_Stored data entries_
=======
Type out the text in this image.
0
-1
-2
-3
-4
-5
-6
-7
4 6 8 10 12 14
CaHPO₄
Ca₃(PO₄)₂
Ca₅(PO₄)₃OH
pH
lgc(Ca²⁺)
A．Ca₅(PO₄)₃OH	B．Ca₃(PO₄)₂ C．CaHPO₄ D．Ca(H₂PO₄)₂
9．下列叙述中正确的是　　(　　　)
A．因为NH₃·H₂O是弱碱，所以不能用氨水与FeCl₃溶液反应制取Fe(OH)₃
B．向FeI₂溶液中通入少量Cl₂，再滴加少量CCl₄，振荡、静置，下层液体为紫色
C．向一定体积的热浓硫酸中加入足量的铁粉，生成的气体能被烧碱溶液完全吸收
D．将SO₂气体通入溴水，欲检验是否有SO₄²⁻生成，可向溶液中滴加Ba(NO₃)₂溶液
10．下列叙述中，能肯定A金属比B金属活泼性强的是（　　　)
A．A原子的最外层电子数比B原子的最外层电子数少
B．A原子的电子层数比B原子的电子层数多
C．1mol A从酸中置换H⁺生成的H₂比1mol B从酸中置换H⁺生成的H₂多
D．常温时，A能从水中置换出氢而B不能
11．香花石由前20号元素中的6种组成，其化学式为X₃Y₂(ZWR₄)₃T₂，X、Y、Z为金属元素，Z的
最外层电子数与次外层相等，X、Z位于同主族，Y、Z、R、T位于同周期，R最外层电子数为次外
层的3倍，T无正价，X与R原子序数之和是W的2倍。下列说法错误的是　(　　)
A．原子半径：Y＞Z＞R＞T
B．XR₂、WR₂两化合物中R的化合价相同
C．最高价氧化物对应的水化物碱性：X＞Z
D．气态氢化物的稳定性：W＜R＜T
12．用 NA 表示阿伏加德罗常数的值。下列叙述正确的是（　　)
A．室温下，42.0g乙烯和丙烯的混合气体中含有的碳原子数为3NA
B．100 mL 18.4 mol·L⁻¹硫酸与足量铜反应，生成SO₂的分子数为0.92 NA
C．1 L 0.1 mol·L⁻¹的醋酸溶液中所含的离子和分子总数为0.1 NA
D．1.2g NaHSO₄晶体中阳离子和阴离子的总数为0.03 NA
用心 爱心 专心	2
=======
Take each line of the material that contains the word "CaHPO₄" and list it.

CaHPO₄
A．Ca₅(PO₄)₃OH	B．Ca₃(PO₄)₂ C．CaHPO₄ D．Ca(H₂PO₄)₂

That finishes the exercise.